What is needed:
Write out every row below verbatim, leaving out the pictures.

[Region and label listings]

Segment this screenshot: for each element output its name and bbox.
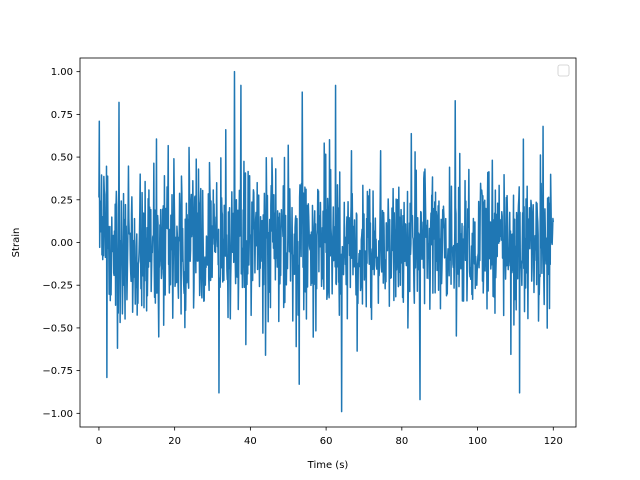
legend-box xyxy=(557,64,570,77)
x-tick-label: 60 xyxy=(320,436,333,447)
series-line xyxy=(98,70,555,413)
y-tick-label: 0.25 xyxy=(51,195,73,206)
x-tick-label: 20 xyxy=(168,436,181,447)
x-tick-label: 100 xyxy=(468,436,487,447)
y-axis-label: Strain xyxy=(11,228,22,258)
x-tick-label: 40 xyxy=(244,436,257,447)
x-axis: 0 20 40 60 80 100 120 xyxy=(96,427,563,447)
axes-frame xyxy=(79,57,577,428)
y-tick-label: −0.25 xyxy=(42,281,73,292)
x-axis-label: Time (s) xyxy=(307,460,349,471)
y-tick-label: −0.50 xyxy=(42,323,73,334)
y-tick-label: 0.75 xyxy=(51,110,73,121)
y-axis: −1.00 −0.75 −0.50 −0.25 0.00 0.25 0.50 0.75 1.00 xyxy=(42,67,80,420)
y-tick-label: −1.00 xyxy=(42,409,73,420)
y-tick-label: 0.00 xyxy=(51,238,73,249)
x-tick-label: 80 xyxy=(395,436,408,447)
plot-area xyxy=(98,70,555,413)
x-tick-label: 0 xyxy=(96,436,102,447)
y-tick-label: 1.00 xyxy=(51,67,73,78)
y-tick-label: 0.50 xyxy=(51,153,73,164)
y-tick-label: −0.75 xyxy=(42,366,73,377)
x-tick-label: 120 xyxy=(544,436,563,447)
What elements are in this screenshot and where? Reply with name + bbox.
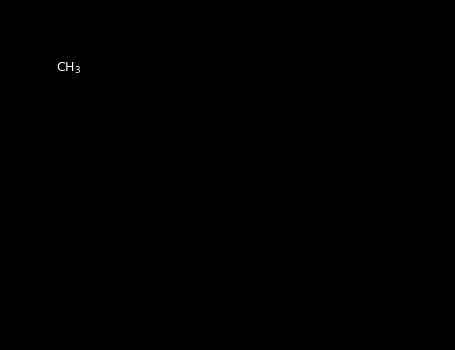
Text: CH$_3$: CH$_3$ [56,61,81,76]
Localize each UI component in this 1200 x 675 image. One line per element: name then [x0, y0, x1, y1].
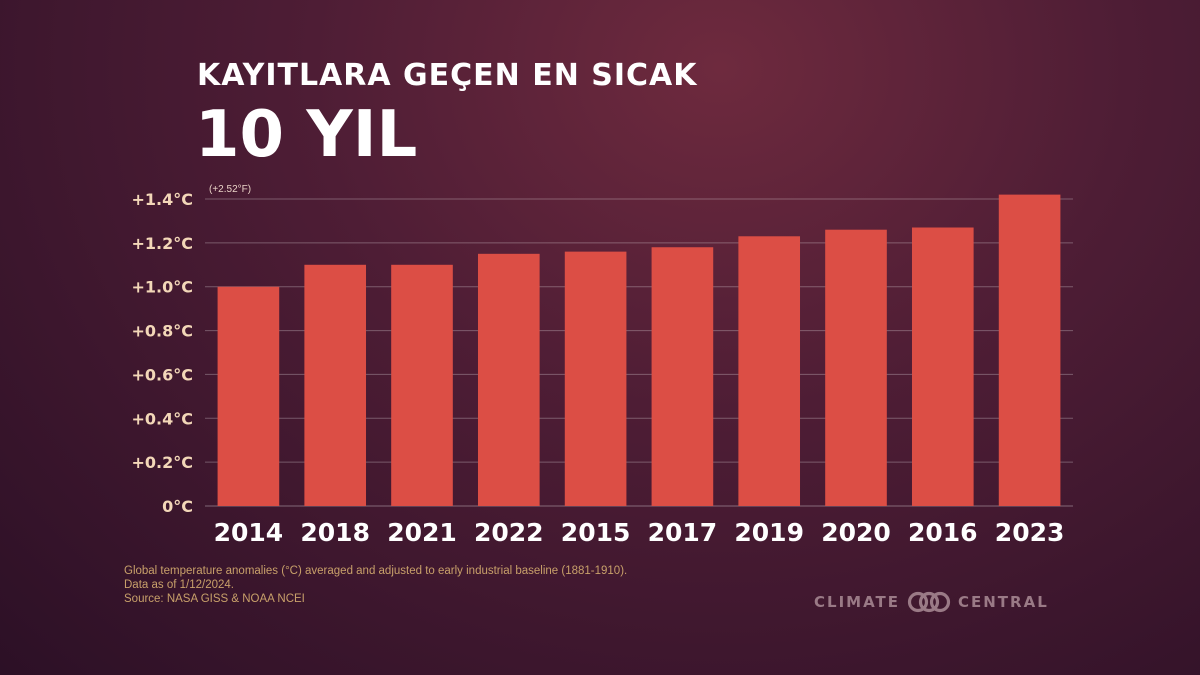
- y-tick-label: +0.8°C: [132, 322, 194, 341]
- brand-text-right: CENTRAL: [958, 593, 1049, 611]
- top-annotation-fahrenheit: (+2.52°F): [209, 184, 251, 195]
- x-label-2022: 2022: [474, 518, 544, 547]
- bar-2020: [825, 229, 887, 506]
- x-label-2019: 2019: [734, 518, 804, 547]
- bar-2023: [998, 194, 1061, 506]
- y-tick-label: +0.6°C: [132, 365, 194, 384]
- chart-title-line1: KAYITLARA GEÇEN EN SICAK: [197, 58, 698, 93]
- footnote: Global temperature anomalies (°C) averag…: [124, 564, 627, 606]
- x-label-2021: 2021: [387, 518, 457, 547]
- footnote-line-1: Global temperature anomalies (°C) averag…: [124, 565, 628, 577]
- y-tick-label: +0.2°C: [132, 453, 194, 472]
- y-axis-ticks: 0°C +0.2°C +0.4°C +0.6°C +0.8°C +1.0°C +1.2°C +…: [132, 190, 194, 516]
- bar-2022: [477, 253, 540, 506]
- footnote-line-2: Data as of 1/12/2024.: [124, 579, 234, 591]
- bar-2021: [391, 264, 453, 506]
- x-axis-labels: 2014 2018 2021 2022 2015 2017 2019 2020 2016 2023: [214, 518, 1065, 547]
- y-tick-label: +1.4°C: [132, 190, 194, 209]
- bar-2019: [738, 236, 801, 506]
- bar-2017: [651, 247, 714, 506]
- climate-central-logo: CLIMATE CENTRAL: [814, 590, 1049, 614]
- y-tick-label: 0°C: [162, 497, 193, 516]
- bar-2016: [911, 227, 974, 506]
- rings-icon: [907, 591, 951, 613]
- brand-text-left: CLIMATE: [814, 593, 900, 611]
- x-label-2015: 2015: [561, 518, 631, 547]
- x-label-2017: 2017: [648, 518, 718, 547]
- x-label-2023: 2023: [995, 518, 1065, 547]
- bar-2018: [304, 264, 367, 506]
- y-tick-label: +0.4°C: [132, 409, 194, 428]
- y-tick-label: +1.0°C: [132, 278, 194, 297]
- footnote-source: Source: NASA GISS & NOAA NCEI: [124, 593, 305, 605]
- y-tick-label: +1.2°C: [132, 234, 194, 253]
- x-label-2018: 2018: [300, 518, 370, 547]
- chart-title-line2: 10 YIL: [195, 98, 418, 172]
- bars: [217, 194, 1061, 506]
- bar-2014: [217, 286, 280, 506]
- x-label-2014: 2014: [214, 518, 284, 547]
- x-label-2016: 2016: [908, 518, 978, 547]
- x-label-2020: 2020: [821, 518, 891, 547]
- bar-2015: [564, 251, 627, 506]
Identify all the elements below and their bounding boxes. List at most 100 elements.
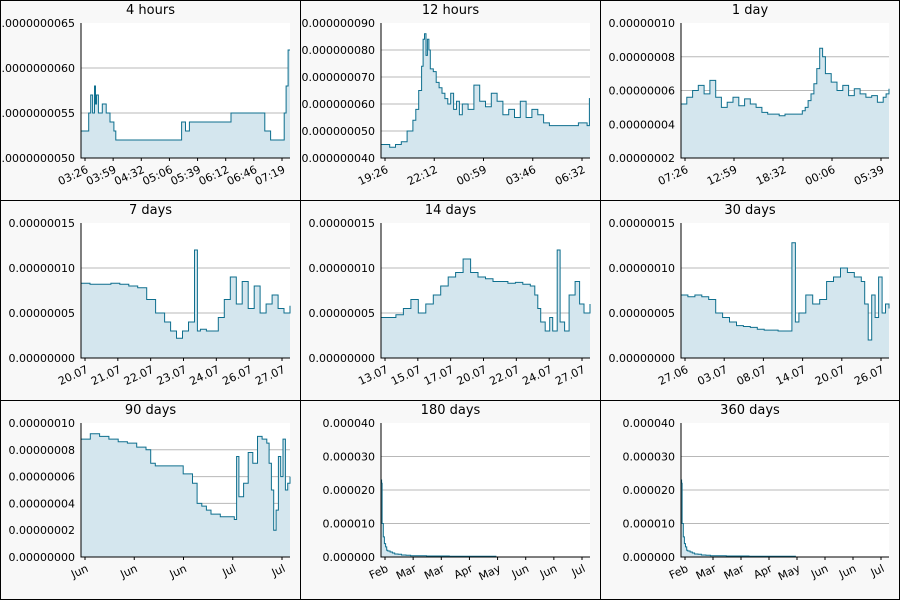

The completed task:
Segment this screenshot: for each element output its name and bbox.
legend-box xyxy=(557,64,570,77)
x-tick-label: 60 xyxy=(320,436,333,447)
series-line xyxy=(98,70,555,413)
y-tick-label: 0.25 xyxy=(51,195,73,206)
x-tick-label: 20 xyxy=(168,436,181,447)
x-tick-label: 100 xyxy=(468,436,487,447)
y-axis-label: Strain xyxy=(11,228,22,258)
x-tick-label: 40 xyxy=(244,436,257,447)
x-axis: 0 20 40 60 80 100 120 xyxy=(96,427,563,447)
axes-frame xyxy=(79,57,577,428)
y-tick-label: −0.25 xyxy=(42,281,73,292)
x-axis-label: Time (s) xyxy=(307,460,349,471)
y-tick-label: −0.50 xyxy=(42,323,73,334)
y-tick-label: 0.75 xyxy=(51,110,73,121)
y-axis: −1.00 −0.75 −0.50 −0.25 0.00 0.25 0.50 0.75 1.00 xyxy=(42,67,80,420)
y-tick-label: −1.00 xyxy=(42,409,73,420)
y-tick-label: 0.00 xyxy=(51,238,73,249)
x-tick-label: 80 xyxy=(395,436,408,447)
plot-area xyxy=(98,70,555,413)
x-tick-label: 0 xyxy=(96,436,102,447)
y-tick-label: 1.00 xyxy=(51,67,73,78)
y-tick-label: 0.50 xyxy=(51,153,73,164)
y-tick-label: −0.75 xyxy=(42,366,73,377)
x-tick-label: 120 xyxy=(544,436,563,447)
What elements are in this screenshot and where? Reply with name + bbox.
Text: CH$_3$: CH$_3$ [56,61,81,76]
Localize each UI component in this 1200 x 675 image. One line per element: name then [x0, y0, x1, y1].
- y-tick-label: +0.8°C: [132, 322, 194, 341]
- brand-text-right: CENTRAL: [958, 593, 1049, 611]
- top-annotation-fahrenheit: (+2.52°F): [209, 184, 251, 195]
- x-label-2022: 2022: [474, 518, 544, 547]
- bar-2020: [825, 229, 887, 506]
- x-label-2019: 2019: [734, 518, 804, 547]
- bar-2023: [998, 194, 1061, 506]
- y-tick-label: +0.6°C: [132, 365, 194, 384]
- chart-title-line1: KAYITLARA GEÇEN EN SICAK: [197, 58, 698, 93]
- footnote: Global temperature anomalies (°C) averag…: [124, 564, 627, 606]
- x-label-2021: 2021: [387, 518, 457, 547]
- footnote-line-1: Global temperature anomalies (°C) averag…: [124, 565, 628, 577]
- y-tick-label: +0.2°C: [132, 453, 194, 472]
- y-axis-ticks: 0°C +0.2°C +0.4°C +0.6°C +0.8°C +1.0°C +1.2°C +…: [132, 190, 194, 516]
- bar-2022: [477, 253, 540, 506]
- footnote-line-2: Data as of 1/12/2024.: [124, 579, 234, 591]
- bar-2021: [391, 264, 453, 506]
- x-axis-labels: 2014 2018 2021 2022 2015 2017 2019 2020 2016 2023: [214, 518, 1065, 547]
- y-tick-label: +1.4°C: [132, 190, 194, 209]
- bar-2019: [738, 236, 801, 506]
- bar-2017: [651, 247, 714, 506]
- climate-central-logo: CLIMATE CENTRAL: [814, 590, 1049, 614]
- y-tick-label: 0°C: [162, 497, 193, 516]
- bar-2016: [911, 227, 974, 506]
- rings-icon: [907, 591, 951, 613]
- brand-text-left: CLIMATE: [814, 593, 900, 611]
- x-label-2015: 2015: [561, 518, 631, 547]
- x-label-2017: 2017: [648, 518, 718, 547]
- x-label-2023: 2023: [995, 518, 1065, 547]
- bar-2018: [304, 264, 367, 506]
- y-tick-label: +0.4°C: [132, 409, 194, 428]
- y-tick-label: +1.0°C: [132, 278, 194, 297]
- footnote-source: Source: NASA GISS & NOAA NCEI: [124, 593, 305, 605]
- y-tick-label: +1.2°C: [132, 234, 194, 253]
- x-label-2018: 2018: [300, 518, 370, 547]
- chart-title-line2: 10 YIL: [195, 98, 418, 172]
- bars: [217, 194, 1061, 506]
- bar-2014: [217, 286, 280, 506]
- x-label-2014: 2014: [214, 518, 284, 547]
- x-label-2016: 2016: [908, 518, 978, 547]
- x-label-2020: 2020: [821, 518, 891, 547]
- bar-2015: [564, 251, 627, 506]
Identify all the elements below and their bounding boxes. List at most 100 elements.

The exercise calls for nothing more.